CYBERNETICS AND CONTROL THEORY

Academician L. V. KANTOROVICH, I. V. ROMANOVSKII

DEPRECIATION PAYMENTS

UNDER OPTIMAL USE OF EQUIPMENT

The present note is devoted to a mathematical-economic analysis of certain problems relating to the optimal equipping and use of equipment, as well as to the construction, for the corresponding optimal regime, of a system of depreciation deductions and other economic indicators. The problem is considered on comparatively simple models under various simplifying hypotheses, which makes it possible to carry out a fairly complete investigation. The conclusions we obtain, in addition to quantitative characteristics, also make it possible to draw qualitative conclusions about the nature of the optimal solution and the structure of the economic indicators.

For many branches of production, an unevenness of equipment load is characteristic; it changes substantially—cyclically or otherwise—in different periods. Here we consider problems of equipping and using equipment precisely under such conditions. The problem posed is to ensure the planned load with minimal reduced costs for acquiring equipment and to construct indicators that stimulate the implementation of optimal regimes.

1. Let us consider the following model. Suppose that the prescribed load in any time interval \([t, t+\tau]\) is as follows: during \(\vartheta_1 \tau\) of the time it is single (requiring one machine, which performs work \(\vartheta_1 \tau\)) and during \(\vartheta_2 \tau\) it is double (requiring two machines, each of which performs work \(\vartheta_2 \tau\)), \(\vartheta_1,\vartheta_2 > 0\), \(\vartheta_1+\vartheta_2 \le 1\)*. To perform this load it is necessary at every moment of time to have at least two machines. A machine may be purchased at any moment of time at price \(C\). A new machine has initial working resource \(\overline R\); the resource of a machine is decreased by \(\rho\) when work \(\rho\) is performed. A machine with zero resource can no longer be used.

• [SOURCE EXCERPT]
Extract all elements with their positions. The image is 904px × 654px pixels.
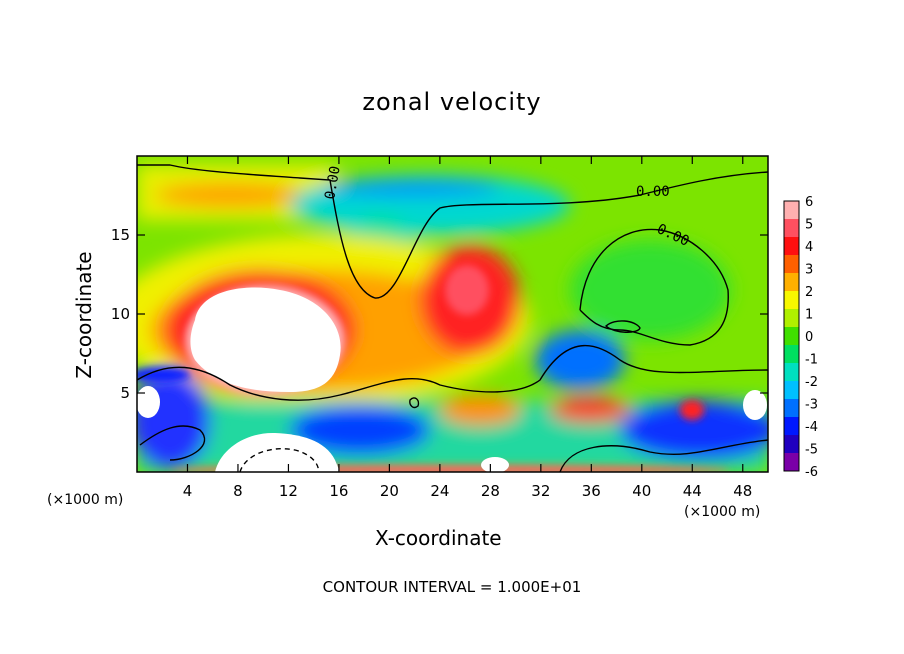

• [EXERCISE SET]
[1] Answer these questions using the note on depreciation payments:
(a) What does the note say the posed problem is to ensure the planned load with?
(b) At what price may a machine be purchased?
(c) What happens to a machine whose resource is zero?
[2] From the note on depreciation payments, return word for word the part that opens with the words containing "CYBERNETICS AND CONTROL" and closes with "the economic indicators.".
[3] Resume the note on depreciation payments, starting after its last sentence.
The lines on this page have nothing to do with the note on depreciation payments.

• [TASK-BY-TASK RESULTS]
[1]
(a) Minimal reduced costs for acquiring equipment.
(b) At price C.
(c) It can no longer be used.

[2]
CYBERNETICS AND CONTROL THEORY

Academician L. V. KANTOROVICH, I. V. ROMANOVSKII

DEPRECIATION PAYMENTS

UNDER OPTIMAL USE OF EQUIPMENT

The present note is devoted to a mathematical-economic analysis of certain problems relating to the optimal equipping and use of equipment, as well as to the construction, for the corresponding optimal regime, of a system of depreciation deductions and other economic indicators. The problem is considered on comparatively simple models under various simplifying hypotheses, which makes it possible to carry out a fairly complete investigation. The conclusions we obtain, in addition to quantitative characteristics, also make it possible to draw qualitative conclusions about the nature of the optimal solution and the structure of the economic indicators.

[3]
Suppose that at the initial moment \((t=0)\) there are two machines with residual resources \(R_1\) and \(R_2\) \((\overline R \ge R_1 \ge R_2 \ge 0)\). It is required to determine the moments \(t_3, t_4, \ldots\) \((t_1=t_2=0,\ t_{k+1}\ge t_k,\ t_n\to\infty)\) for the acquisition of new machines so that there should exist a regime of machine use ensuring fulfillment of the described load**, and so that the reduced cost

* We specify not a function but a load density, which may be regarded as the limit (in the weak topology) of the graph of a cyclic load as the cycle length tends to zero. We note the connection of such a formulation of the problem with the time-mixing by point-mixing adopted in dynamic programming (²).

** For this it is necessary and sufficient that there exist measurable functions \(g_1(t), g_2(t)\), and \(g_3(t)\) of the nonnegative argument \(t\), such that \(g_2(t)\ne g_3(t)\),

\[ \inf_{\{g_i(t)=k\}} t \ge t_k,\qquad i=1,2,3,\quad k=1,2,\ldots, \]

\[ \vartheta_1 \operatorname{mes}\{g_1(t)=k\} +\vartheta_2 \operatorname{mes}\bigl(\{g_2(t)=k\}\cup\{g_3(t)=k\}\bigr) \le R_k, \]

where \(R_k=\overline R\) for \(k\ge 3\).

Fulfillment of this conditional load ensures the possibility of fulfilling any real load schedule that it majorizes integrally.

the expenditures for the acquisition of machines over the entire period \([0,\infty)\)

\[ C\sum_{k=1}^{\infty} e^{-\nu t_k} \tag{1} \]

is then minimal. Here \(\nu\) is the rate of efficiency (see (1), p. 292). Denote this minimum (whose existence is obvious) by \(f(R_1,R_2)\). Put \(\vartheta_1+\vartheta_2=\Theta\), \(\vartheta_2/\Theta=\beta\), \(\bar R\vartheta_2/(\vartheta_2+\Theta)=\tilde R\), \(\exp(-\nu \tilde R/\vartheta_2)=\alpha\).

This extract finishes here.